### STATED PROBLEM
Extract the whole listing as it stands. Do not include the pictures.

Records
*****

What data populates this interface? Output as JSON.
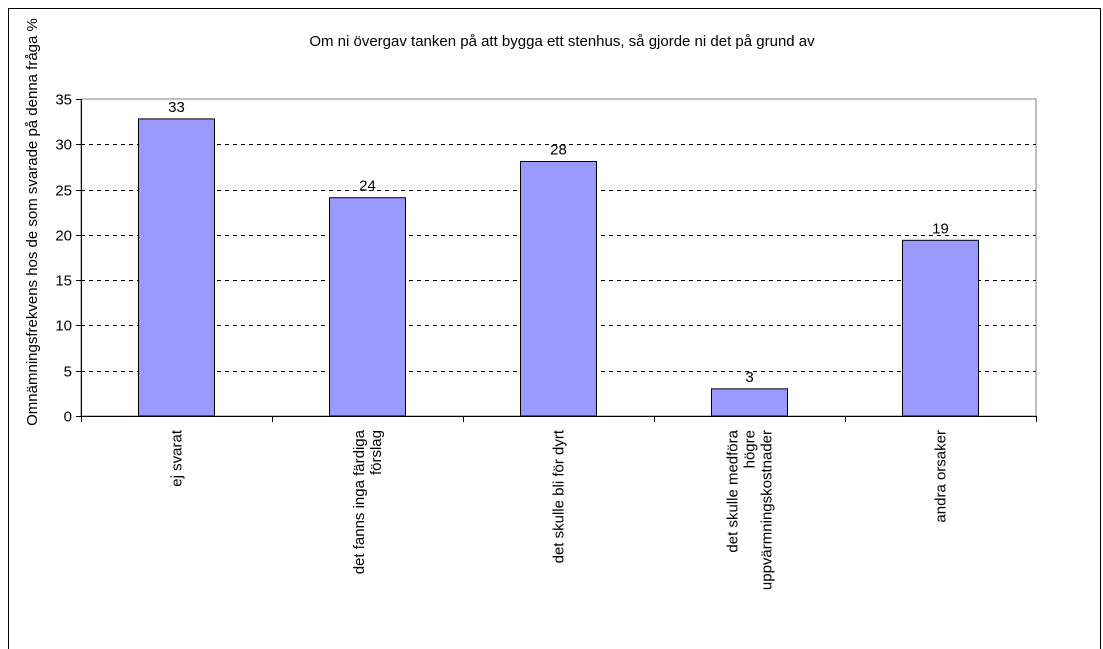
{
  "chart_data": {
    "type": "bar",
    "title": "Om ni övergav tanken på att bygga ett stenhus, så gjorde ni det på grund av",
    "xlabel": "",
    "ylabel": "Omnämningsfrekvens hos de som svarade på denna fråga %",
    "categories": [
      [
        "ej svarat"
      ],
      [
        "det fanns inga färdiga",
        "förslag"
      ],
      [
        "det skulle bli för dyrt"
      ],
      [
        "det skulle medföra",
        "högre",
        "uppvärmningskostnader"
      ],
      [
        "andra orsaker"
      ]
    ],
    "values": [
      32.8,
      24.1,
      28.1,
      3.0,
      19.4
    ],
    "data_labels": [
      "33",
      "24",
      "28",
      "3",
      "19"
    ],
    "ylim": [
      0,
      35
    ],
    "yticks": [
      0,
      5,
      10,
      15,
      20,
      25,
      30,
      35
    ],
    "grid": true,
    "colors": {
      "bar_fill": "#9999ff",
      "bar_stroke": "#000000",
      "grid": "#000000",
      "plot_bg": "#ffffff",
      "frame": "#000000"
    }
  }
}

*****

### OUTPUT FOR THIS EXERCISE
What data populates this interface? Output as JSON.
{
  "chart_data": {
    "type": "bar",
    "title": "Om ni övergav tanken på att bygga ett stenhus, så gjorde ni det på grund av",
    "xlabel": "",
    "ylabel": "Omnämningsfrekvens hos de som svarade på denna fråga %",
    "categories": [
      [
        "ej svarat"
      ],
      [
        "det fanns inga färdiga",
        "förslag"
      ],
      [
        "det skulle bli för dyrt"
      ],
      [
        "det skulle medföra",
        "högre",
        "uppvärmningskostnader"
      ],
      [
        "andra orsaker"
      ]
    ],
    "values": [
      32.8,
      24.1,
      28.1,
      3.0,
      19.4
    ],
    "data_labels": [
      "33",
      "24",
      "28",
      "3",
      "19"
    ],
    "ylim": [
      0,
      35
    ],
    "yticks": [
      0,
      5,
      10,
      15,
      20,
      25,
      30,
      35
    ],
    "grid": true,
    "colors": {
      "bar_fill": "#9999ff",
      "bar_stroke": "#000000",
      "grid": "#000000",
      "plot_bg": "#ffffff",
      "frame": "#000000"
    }
  }
}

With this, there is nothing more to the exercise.